Pictures do not belong in the copy. Return all of the entries exactly.

• **Records for the task**:
--*--

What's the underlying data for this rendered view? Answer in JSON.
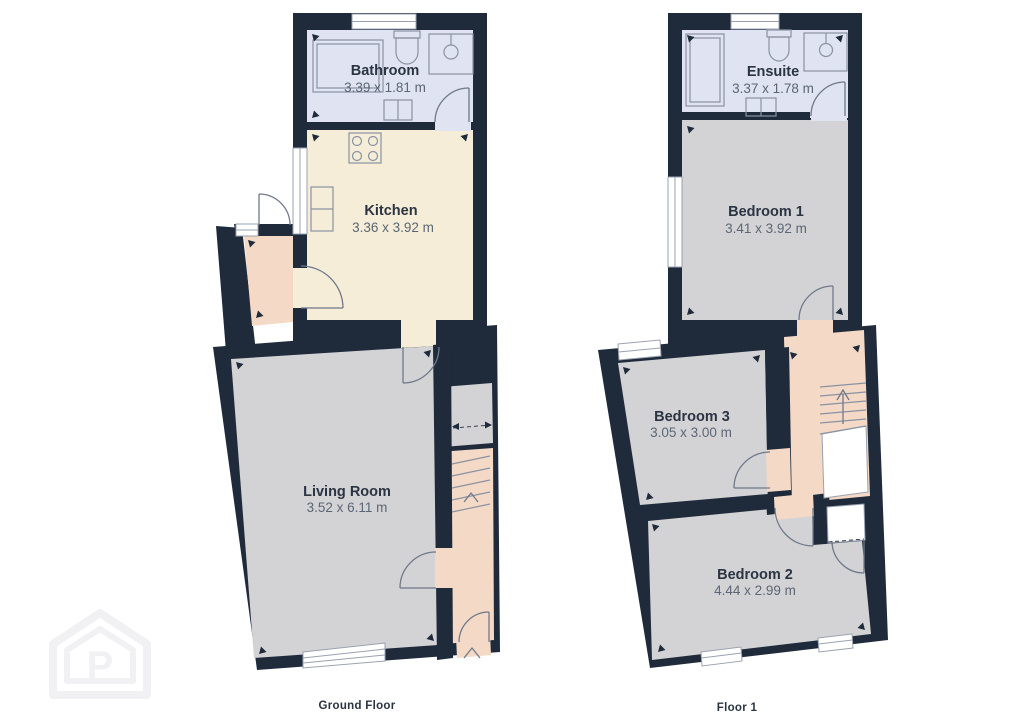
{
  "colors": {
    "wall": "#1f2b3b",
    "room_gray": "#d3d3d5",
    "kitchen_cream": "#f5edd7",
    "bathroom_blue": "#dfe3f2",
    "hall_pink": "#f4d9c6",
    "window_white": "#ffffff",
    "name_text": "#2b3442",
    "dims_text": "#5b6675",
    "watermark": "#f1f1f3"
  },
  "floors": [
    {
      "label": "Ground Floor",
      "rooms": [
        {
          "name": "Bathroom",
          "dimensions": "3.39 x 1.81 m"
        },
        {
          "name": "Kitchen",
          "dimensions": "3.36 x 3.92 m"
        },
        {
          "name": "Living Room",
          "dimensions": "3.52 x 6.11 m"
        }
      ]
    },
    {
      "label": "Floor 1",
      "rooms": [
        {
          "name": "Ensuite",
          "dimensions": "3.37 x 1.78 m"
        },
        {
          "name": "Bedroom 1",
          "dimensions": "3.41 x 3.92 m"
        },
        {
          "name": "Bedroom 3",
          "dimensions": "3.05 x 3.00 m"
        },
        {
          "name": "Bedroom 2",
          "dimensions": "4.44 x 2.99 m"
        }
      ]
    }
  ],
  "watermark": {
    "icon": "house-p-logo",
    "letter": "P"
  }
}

--*--

• **Task answer**:
What's the underlying data for this rendered view? Answer in JSON.
{
  "colors": {
    "wall": "#1f2b3b",
    "room_gray": "#d3d3d5",
    "kitchen_cream": "#f5edd7",
    "bathroom_blue": "#dfe3f2",
    "hall_pink": "#f4d9c6",
    "window_white": "#ffffff",
    "name_text": "#2b3442",
    "dims_text": "#5b6675",
    "watermark": "#f1f1f3"
  },
  "floors": [
    {
      "label": "Ground Floor",
      "rooms": [
        {
          "name": "Bathroom",
          "dimensions": "3.39 x 1.81 m"
        },
        {
          "name": "Kitchen",
          "dimensions": "3.36 x 3.92 m"
        },
        {
          "name": "Living Room",
          "dimensions": "3.52 x 6.11 m"
        }
      ]
    },
    {
      "label": "Floor 1",
      "rooms": [
        {
          "name": "Ensuite",
          "dimensions": "3.37 x 1.78 m"
        },
        {
          "name": "Bedroom 1",
          "dimensions": "3.41 x 3.92 m"
        },
        {
          "name": "Bedroom 3",
          "dimensions": "3.05 x 3.00 m"
        },
        {
          "name": "Bedroom 2",
          "dimensions": "4.44 x 2.99 m"
        }
      ]
    }
  ],
  "watermark": {
    "icon": "house-p-logo",
    "letter": "P"
  }
}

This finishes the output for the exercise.